Short exercise:
Return the listing below in full, with every line exactly as it is.

__________________________________________________

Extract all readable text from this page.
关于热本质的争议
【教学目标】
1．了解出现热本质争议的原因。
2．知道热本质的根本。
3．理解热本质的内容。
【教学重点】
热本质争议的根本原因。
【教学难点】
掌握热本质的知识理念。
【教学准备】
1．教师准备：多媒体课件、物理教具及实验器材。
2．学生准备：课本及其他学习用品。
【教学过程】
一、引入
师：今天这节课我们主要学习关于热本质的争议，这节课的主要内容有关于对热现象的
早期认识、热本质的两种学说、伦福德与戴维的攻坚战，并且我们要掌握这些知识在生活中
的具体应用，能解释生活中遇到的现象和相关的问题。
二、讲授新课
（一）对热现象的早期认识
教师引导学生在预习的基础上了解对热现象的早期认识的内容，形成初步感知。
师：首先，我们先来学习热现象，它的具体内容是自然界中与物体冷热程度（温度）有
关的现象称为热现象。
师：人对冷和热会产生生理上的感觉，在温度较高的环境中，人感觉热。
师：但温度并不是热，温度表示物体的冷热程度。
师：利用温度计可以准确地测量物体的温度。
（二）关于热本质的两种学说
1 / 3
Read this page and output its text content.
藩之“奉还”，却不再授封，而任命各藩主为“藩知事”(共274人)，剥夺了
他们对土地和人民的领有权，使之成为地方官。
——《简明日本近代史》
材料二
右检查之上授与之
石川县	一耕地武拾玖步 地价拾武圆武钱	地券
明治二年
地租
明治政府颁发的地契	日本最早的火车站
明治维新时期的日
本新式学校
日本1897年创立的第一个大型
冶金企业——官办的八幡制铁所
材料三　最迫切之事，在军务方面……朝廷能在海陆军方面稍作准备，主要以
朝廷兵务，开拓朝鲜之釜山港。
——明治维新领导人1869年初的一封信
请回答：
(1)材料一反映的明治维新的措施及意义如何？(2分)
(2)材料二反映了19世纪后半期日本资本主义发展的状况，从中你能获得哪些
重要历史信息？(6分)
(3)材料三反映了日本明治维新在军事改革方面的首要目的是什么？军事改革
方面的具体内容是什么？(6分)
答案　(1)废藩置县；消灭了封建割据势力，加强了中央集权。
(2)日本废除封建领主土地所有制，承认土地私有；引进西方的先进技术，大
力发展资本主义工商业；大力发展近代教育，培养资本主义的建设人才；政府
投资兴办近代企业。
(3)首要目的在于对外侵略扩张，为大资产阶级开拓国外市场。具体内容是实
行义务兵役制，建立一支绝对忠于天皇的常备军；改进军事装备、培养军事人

__________________________________________________

Written response:
Extract all readable text from this page.
关于热本质的争议
【教学目标】
1．了解出现热本质争议的原因。
2．知道热本质的根本。
3．理解热本质的内容。
【教学重点】
热本质争议的根本原因。
【教学难点】
掌握热本质的知识理念。
【教学准备】
1．教师准备：多媒体课件、物理教具及实验器材。
2．学生准备：课本及其他学习用品。
【教学过程】
一、引入
师：今天这节课我们主要学习关于热本质的争议，这节课的主要内容有关于对热现象的
早期认识、热本质的两种学说、伦福德与戴维的攻坚战，并且我们要掌握这些知识在生活中
的具体应用，能解释生活中遇到的现象和相关的问题。
二、讲授新课
（一）对热现象的早期认识
教师引导学生在预习的基础上了解对热现象的早期认识的内容，形成初步感知。
师：首先，我们先来学习热现象，它的具体内容是自然界中与物体冷热程度（温度）有
关的现象称为热现象。
师：人对冷和热会产生生理上的感觉，在温度较高的环境中，人感觉热。
师：但温度并不是热，温度表示物体的冷热程度。
师：利用温度计可以准确地测量物体的温度。
（二）关于热本质的两种学说
1 / 3
Read this page and output its text content.
藩之“奉还”，却不再授封，而任命各藩主为“藩知事”(共274人)，剥夺了
他们对土地和人民的领有权，使之成为地方官。
——《简明日本近代史》
材料二
右检查之上授与之
石川县	一耕地武拾玖步 地价拾武圆武钱	地券
明治二年
地租
明治政府颁发的地契	日本最早的火车站
明治维新时期的日
本新式学校
日本1897年创立的第一个大型
冶金企业——官办的八幡制铁所
材料三　最迫切之事，在军务方面……朝廷能在海陆军方面稍作准备，主要以
朝廷兵务，开拓朝鲜之釜山港。
——明治维新领导人1869年初的一封信
请回答：
(1)材料一反映的明治维新的措施及意义如何？(2分)
(2)材料二反映了19世纪后半期日本资本主义发展的状况，从中你能获得哪些
重要历史信息？(6分)
(3)材料三反映了日本明治维新在军事改革方面的首要目的是什么？军事改革
方面的具体内容是什么？(6分)
答案　(1)废藩置县；消灭了封建割据势力，加强了中央集权。
(2)日本废除封建领主土地所有制，承认土地私有；引进西方的先进技术，大
力发展资本主义工商业；大力发展近代教育，培养资本主义的建设人才；政府
投资兴办近代企业。
(3)首要目的在于对外侵略扩张，为大资产阶级开拓国外市场。具体内容是实
行义务兵役制，建立一支绝对忠于天皇的常备军；改进军事装备、培养军事人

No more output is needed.